Search the data below for the word "grey" and copy each line that holds it.
---*---
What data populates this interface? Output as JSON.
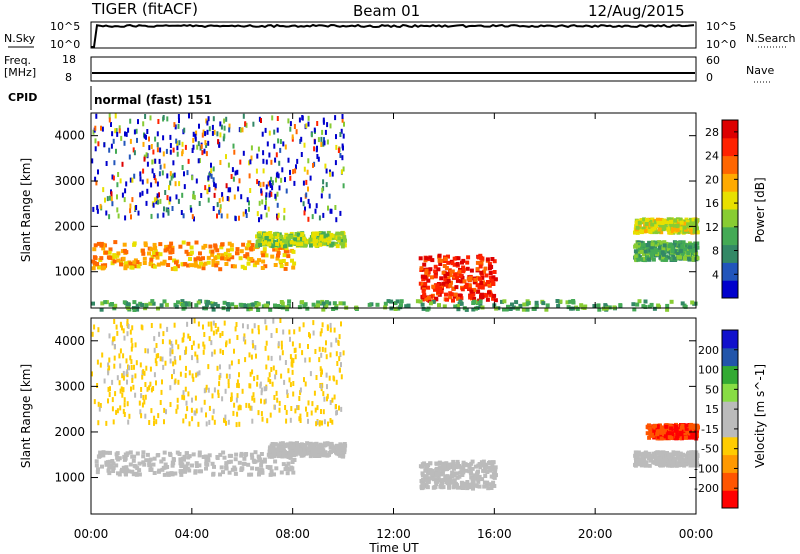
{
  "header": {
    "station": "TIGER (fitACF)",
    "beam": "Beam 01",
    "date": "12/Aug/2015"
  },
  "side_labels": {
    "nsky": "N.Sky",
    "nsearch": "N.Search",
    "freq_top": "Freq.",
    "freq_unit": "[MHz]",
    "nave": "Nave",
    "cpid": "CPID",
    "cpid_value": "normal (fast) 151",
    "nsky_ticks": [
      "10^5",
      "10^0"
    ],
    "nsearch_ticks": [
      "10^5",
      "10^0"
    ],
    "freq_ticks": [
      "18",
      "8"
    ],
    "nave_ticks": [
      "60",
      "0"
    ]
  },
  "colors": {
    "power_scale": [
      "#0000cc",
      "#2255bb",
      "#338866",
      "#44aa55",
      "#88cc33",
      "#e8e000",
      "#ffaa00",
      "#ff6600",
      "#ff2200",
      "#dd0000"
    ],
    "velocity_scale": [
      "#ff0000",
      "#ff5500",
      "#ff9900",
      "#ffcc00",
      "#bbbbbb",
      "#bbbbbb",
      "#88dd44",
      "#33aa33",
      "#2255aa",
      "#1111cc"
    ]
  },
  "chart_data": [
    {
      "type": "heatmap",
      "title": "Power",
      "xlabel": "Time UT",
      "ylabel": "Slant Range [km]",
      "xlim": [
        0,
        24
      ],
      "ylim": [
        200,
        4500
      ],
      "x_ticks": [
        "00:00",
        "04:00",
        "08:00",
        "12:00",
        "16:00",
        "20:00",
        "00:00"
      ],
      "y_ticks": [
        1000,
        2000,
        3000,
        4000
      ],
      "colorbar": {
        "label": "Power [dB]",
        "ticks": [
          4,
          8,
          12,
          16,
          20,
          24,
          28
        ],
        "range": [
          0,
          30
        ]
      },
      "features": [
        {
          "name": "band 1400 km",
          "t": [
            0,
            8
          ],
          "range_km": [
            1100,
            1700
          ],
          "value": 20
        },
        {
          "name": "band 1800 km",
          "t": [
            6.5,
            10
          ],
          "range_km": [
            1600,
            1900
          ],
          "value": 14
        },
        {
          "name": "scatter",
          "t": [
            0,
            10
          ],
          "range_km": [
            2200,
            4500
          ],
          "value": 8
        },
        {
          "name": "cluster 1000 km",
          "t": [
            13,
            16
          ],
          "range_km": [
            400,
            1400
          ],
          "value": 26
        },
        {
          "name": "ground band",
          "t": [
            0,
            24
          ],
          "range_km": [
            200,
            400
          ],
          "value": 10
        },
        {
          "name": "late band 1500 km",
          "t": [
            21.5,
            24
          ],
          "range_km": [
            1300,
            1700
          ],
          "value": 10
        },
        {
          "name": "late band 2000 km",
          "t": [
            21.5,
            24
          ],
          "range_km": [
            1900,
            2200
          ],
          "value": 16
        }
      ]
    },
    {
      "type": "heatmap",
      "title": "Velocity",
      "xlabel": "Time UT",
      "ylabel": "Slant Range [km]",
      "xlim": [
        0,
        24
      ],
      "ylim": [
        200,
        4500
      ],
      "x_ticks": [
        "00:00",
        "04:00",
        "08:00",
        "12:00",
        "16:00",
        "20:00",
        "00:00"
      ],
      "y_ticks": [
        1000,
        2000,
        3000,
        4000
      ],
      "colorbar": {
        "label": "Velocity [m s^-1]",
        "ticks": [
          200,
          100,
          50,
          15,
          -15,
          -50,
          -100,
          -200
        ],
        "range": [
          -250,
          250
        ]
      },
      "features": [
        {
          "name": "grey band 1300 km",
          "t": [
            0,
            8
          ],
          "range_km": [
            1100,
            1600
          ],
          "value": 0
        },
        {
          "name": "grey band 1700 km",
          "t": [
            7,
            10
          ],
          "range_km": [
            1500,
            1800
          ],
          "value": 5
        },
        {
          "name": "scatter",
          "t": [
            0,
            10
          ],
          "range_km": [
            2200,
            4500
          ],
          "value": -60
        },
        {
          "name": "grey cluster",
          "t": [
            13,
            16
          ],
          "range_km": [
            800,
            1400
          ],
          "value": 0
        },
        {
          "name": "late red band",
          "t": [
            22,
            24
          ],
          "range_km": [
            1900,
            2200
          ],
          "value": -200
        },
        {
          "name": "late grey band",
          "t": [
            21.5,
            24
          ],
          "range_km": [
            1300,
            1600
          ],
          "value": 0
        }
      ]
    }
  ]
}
---*---
▶ _Response to the task_
          "name": "grey band 1300 km",
          "name": "grey band 1700 km",
          "name": "grey cluster",
          "name": "late grey band",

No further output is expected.